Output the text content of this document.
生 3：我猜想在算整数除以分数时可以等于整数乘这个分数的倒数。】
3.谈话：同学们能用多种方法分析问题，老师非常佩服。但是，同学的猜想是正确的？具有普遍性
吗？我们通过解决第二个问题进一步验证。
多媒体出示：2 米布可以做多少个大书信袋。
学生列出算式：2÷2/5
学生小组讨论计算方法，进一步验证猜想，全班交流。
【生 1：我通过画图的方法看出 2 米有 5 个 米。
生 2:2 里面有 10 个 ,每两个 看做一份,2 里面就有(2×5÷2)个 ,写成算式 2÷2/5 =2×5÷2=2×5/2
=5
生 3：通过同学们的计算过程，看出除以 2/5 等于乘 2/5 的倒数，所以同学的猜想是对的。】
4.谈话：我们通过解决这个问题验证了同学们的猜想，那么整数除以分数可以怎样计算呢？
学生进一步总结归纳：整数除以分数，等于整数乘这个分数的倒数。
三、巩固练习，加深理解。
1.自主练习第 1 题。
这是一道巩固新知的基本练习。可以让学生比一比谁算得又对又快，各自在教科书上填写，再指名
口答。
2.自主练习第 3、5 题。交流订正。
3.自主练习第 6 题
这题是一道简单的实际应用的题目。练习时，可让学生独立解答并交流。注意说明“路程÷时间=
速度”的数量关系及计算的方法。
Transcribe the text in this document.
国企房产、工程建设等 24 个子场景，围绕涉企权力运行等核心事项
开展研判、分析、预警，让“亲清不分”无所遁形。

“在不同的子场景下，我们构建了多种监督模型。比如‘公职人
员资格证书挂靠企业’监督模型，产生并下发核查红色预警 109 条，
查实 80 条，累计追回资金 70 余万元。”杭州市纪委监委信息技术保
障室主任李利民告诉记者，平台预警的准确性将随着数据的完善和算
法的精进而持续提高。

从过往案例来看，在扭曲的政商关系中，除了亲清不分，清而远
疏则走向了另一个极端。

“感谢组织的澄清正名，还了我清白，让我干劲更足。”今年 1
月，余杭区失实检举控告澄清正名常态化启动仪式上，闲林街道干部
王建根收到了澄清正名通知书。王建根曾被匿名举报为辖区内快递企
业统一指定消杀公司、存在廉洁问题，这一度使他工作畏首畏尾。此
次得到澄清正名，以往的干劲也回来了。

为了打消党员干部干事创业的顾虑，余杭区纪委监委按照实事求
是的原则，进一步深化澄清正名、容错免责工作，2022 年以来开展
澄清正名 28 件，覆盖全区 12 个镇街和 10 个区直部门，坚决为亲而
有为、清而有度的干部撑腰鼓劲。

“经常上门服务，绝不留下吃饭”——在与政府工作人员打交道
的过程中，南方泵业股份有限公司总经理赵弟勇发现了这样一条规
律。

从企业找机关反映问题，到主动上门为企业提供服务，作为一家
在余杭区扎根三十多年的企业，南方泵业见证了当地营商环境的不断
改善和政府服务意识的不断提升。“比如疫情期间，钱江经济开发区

» Your instructions
Transcribe the material above word for word.

» Answer for the task
Output the text content of this document.
生 3：我猜想在算整数除以分数时可以等于整数乘这个分数的倒数。】
3.谈话：同学们能用多种方法分析问题，老师非常佩服。但是，同学的猜想是正确的？具有普遍性
吗？我们通过解决第二个问题进一步验证。
多媒体出示：2 米布可以做多少个大书信袋。
学生列出算式：2÷2/5
学生小组讨论计算方法，进一步验证猜想，全班交流。
【生 1：我通过画图的方法看出 2 米有 5 个 米。
生 2:2 里面有 10 个 ,每两个 看做一份,2 里面就有(2×5÷2)个 ,写成算式 2÷2/5 =2×5÷2=2×5/2
=5
生 3：通过同学们的计算过程，看出除以 2/5 等于乘 2/5 的倒数，所以同学的猜想是对的。】
4.谈话：我们通过解决这个问题验证了同学们的猜想，那么整数除以分数可以怎样计算呢？
学生进一步总结归纳：整数除以分数，等于整数乘这个分数的倒数。
三、巩固练习，加深理解。
1.自主练习第 1 题。
这是一道巩固新知的基本练习。可以让学生比一比谁算得又对又快，各自在教科书上填写，再指名
口答。
2.自主练习第 3、5 题。交流订正。
3.自主练习第 6 题
这题是一道简单的实际应用的题目。练习时，可让学生独立解答并交流。注意说明“路程÷时间=
速度”的数量关系及计算的方法。
Transcribe the text in this document.
国企房产、工程建设等 24 个子场景，围绕涉企权力运行等核心事项
开展研判、分析、预警，让“亲清不分”无所遁形。

“在不同的子场景下，我们构建了多种监督模型。比如‘公职人
员资格证书挂靠企业’监督模型，产生并下发核查红色预警 109 条，
查实 80 条，累计追回资金 70 余万元。”杭州市纪委监委信息技术保
障室主任李利民告诉记者，平台预警的准确性将随着数据的完善和算
法的精进而持续提高。

从过往案例来看，在扭曲的政商关系中，除了亲清不分，清而远
疏则走向了另一个极端。

“感谢组织的澄清正名，还了我清白，让我干劲更足。”今年 1
月，余杭区失实检举控告澄清正名常态化启动仪式上，闲林街道干部
王建根收到了澄清正名通知书。王建根曾被匿名举报为辖区内快递企
业统一指定消杀公司、存在廉洁问题，这一度使他工作畏首畏尾。此
次得到澄清正名，以往的干劲也回来了。

为了打消党员干部干事创业的顾虑，余杭区纪委监委按照实事求
是的原则，进一步深化澄清正名、容错免责工作，2022 年以来开展
澄清正名 28 件，覆盖全区 12 个镇街和 10 个区直部门，坚决为亲而
有为、清而有度的干部撑腰鼓劲。

“经常上门服务，绝不留下吃饭”——在与政府工作人员打交道
的过程中，南方泵业股份有限公司总经理赵弟勇发现了这样一条规
律。

从企业找机关反映问题，到主动上门为企业提供服务，作为一家
在余杭区扎根三十多年的企业，南方泵业见证了当地营商环境的不断
改善和政府服务意识的不断提升。“比如疫情期间，钱江经济开发区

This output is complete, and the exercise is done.